Data records
—————

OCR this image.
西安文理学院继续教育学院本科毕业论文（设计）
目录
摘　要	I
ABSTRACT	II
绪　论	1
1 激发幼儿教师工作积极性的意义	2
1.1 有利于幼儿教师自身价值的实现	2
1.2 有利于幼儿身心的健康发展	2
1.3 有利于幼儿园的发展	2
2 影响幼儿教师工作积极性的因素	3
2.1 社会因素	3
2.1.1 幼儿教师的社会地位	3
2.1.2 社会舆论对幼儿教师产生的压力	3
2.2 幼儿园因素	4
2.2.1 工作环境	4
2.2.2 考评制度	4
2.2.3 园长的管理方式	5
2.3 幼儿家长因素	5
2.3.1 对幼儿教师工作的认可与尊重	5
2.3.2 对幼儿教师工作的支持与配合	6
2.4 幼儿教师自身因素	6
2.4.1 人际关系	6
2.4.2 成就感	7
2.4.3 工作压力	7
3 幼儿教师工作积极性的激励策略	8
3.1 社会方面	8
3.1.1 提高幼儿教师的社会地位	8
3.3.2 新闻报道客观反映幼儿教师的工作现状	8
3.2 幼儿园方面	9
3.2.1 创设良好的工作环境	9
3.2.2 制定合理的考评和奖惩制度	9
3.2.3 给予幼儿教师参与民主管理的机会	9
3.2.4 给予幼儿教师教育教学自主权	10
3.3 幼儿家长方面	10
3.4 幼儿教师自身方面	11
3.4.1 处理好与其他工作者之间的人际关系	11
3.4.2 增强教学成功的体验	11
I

—————

Reproduce the entries above in full, verbatim.

▶ [Correct response]
OCR this image.
西安文理学院继续教育学院本科毕业论文（设计）
目录
摘　要	I
ABSTRACT	II
绪　论	1
1 激发幼儿教师工作积极性的意义	2
1.1 有利于幼儿教师自身价值的实现	2
1.2 有利于幼儿身心的健康发展	2
1.3 有利于幼儿园的发展	2
2 影响幼儿教师工作积极性的因素	3
2.1 社会因素	3
2.1.1 幼儿教师的社会地位	3
2.1.2 社会舆论对幼儿教师产生的压力	3
2.2 幼儿园因素	4
2.2.1 工作环境	4
2.2.2 考评制度	4
2.2.3 园长的管理方式	5
2.3 幼儿家长因素	5
2.3.1 对幼儿教师工作的认可与尊重	5
2.3.2 对幼儿教师工作的支持与配合	6
2.4 幼儿教师自身因素	6
2.4.1 人际关系	6
2.4.2 成就感	7
2.4.3 工作压力	7
3 幼儿教师工作积极性的激励策略	8
3.1 社会方面	8
3.1.1 提高幼儿教师的社会地位	8
3.3.2 新闻报道客观反映幼儿教师的工作现状	8
3.2 幼儿园方面	9
3.2.1 创设良好的工作环境	9
3.2.2 制定合理的考评和奖惩制度	9
3.2.3 给予幼儿教师参与民主管理的机会	9
3.2.4 给予幼儿教师教育教学自主权	10
3.3 幼儿家长方面	10
3.4 幼儿教师自身方面	11
3.4.1 处理好与其他工作者之间的人际关系	11
3.4.2 增强教学成功的体验	11
I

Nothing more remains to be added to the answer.